======== Given information
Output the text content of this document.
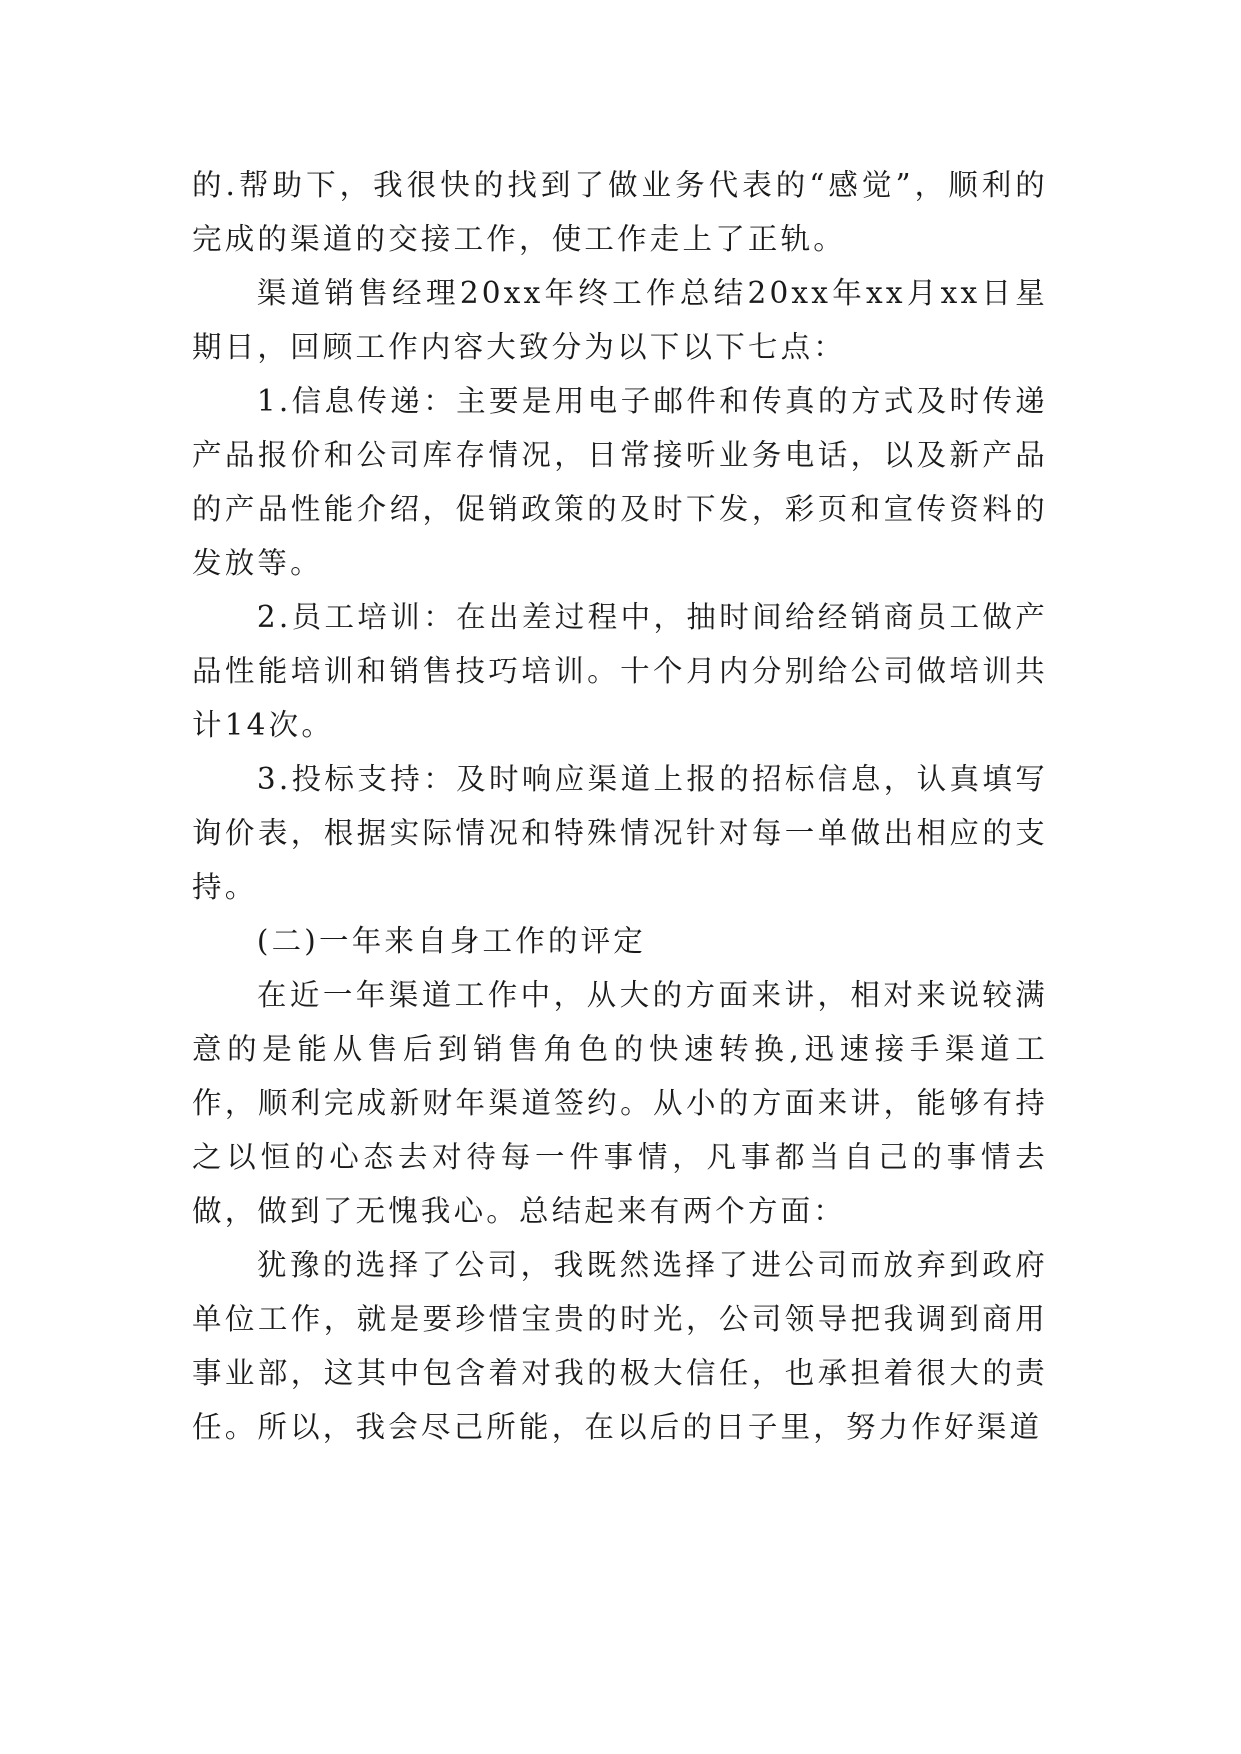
的.帮助下，我很快的找到了做业务代表的“感觉”，顺利的完成的渠道的交接工作，使工作走上了正轨。

渠道销售经理20xx年终工作总结20xx年xx月xx日星期日，回顾工作内容大致分为以下以下七点：

1.信息传递：主要是用电子邮件和传真的方式及时传递产品报价和公司库存情况，日常接听业务电话，以及新产品的产品性能介绍，促销政策的及时下发，彩页和宣传资料的发放等。

2.员工培训：在出差过程中，抽时间给经销商员工做产品性能培训和销售技巧培训。十个月内分别给公司做培训共计14次。

3.投标支持：及时响应渠道上报的招标信息，认真填写询价表，根据实际情况和特殊情况针对每一单做出相应的支持。

(二)一年来自身工作的评定

在近一年渠道工作中，从大的方面来讲，相对来说较满意的是能从售后到销售角色的快速转换,迅速接手渠道工作，顺利完成新财年渠道签约。从小的方面来讲，能够有持之以恒的心态去对待每一件事情，凡事都当自己的事情去做，做到了无愧我心。总结起来有两个方面：

犹豫的选择了公司，我既然选择了进公司而放弃到政府单位工作，就是要珍惜宝贵的时光，公司领导把我调到商用事业部，这其中包含着对我的极大信任，也承担着很大的责任。所以，我会尽己所能，在以后的日子里，努力作好渠道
================
● Goal of the exercise: Every record above should be written out again without change, except that the pictures are left out.

● Solution for this exercise:
Output the text content of this document.
的.帮助下，我很快的找到了做业务代表的“感觉”，顺利的完成的渠道的交接工作，使工作走上了正轨。

渠道销售经理20xx年终工作总结20xx年xx月xx日星期日，回顾工作内容大致分为以下以下七点：

1.信息传递：主要是用电子邮件和传真的方式及时传递产品报价和公司库存情况，日常接听业务电话，以及新产品的产品性能介绍，促销政策的及时下发，彩页和宣传资料的发放等。

2.员工培训：在出差过程中，抽时间给经销商员工做产品性能培训和销售技巧培训。十个月内分别给公司做培训共计14次。

3.投标支持：及时响应渠道上报的招标信息，认真填写询价表，根据实际情况和特殊情况针对每一单做出相应的支持。

(二)一年来自身工作的评定

在近一年渠道工作中，从大的方面来讲，相对来说较满意的是能从售后到销售角色的快速转换,迅速接手渠道工作，顺利完成新财年渠道签约。从小的方面来讲，能够有持之以恒的心态去对待每一件事情，凡事都当自己的事情去做，做到了无愧我心。总结起来有两个方面：

犹豫的选择了公司，我既然选择了进公司而放弃到政府单位工作，就是要珍惜宝贵的时光，公司领导把我调到商用事业部，这其中包含着对我的极大信任，也承担着很大的责任。所以，我会尽己所能，在以后的日子里，努力作好渠道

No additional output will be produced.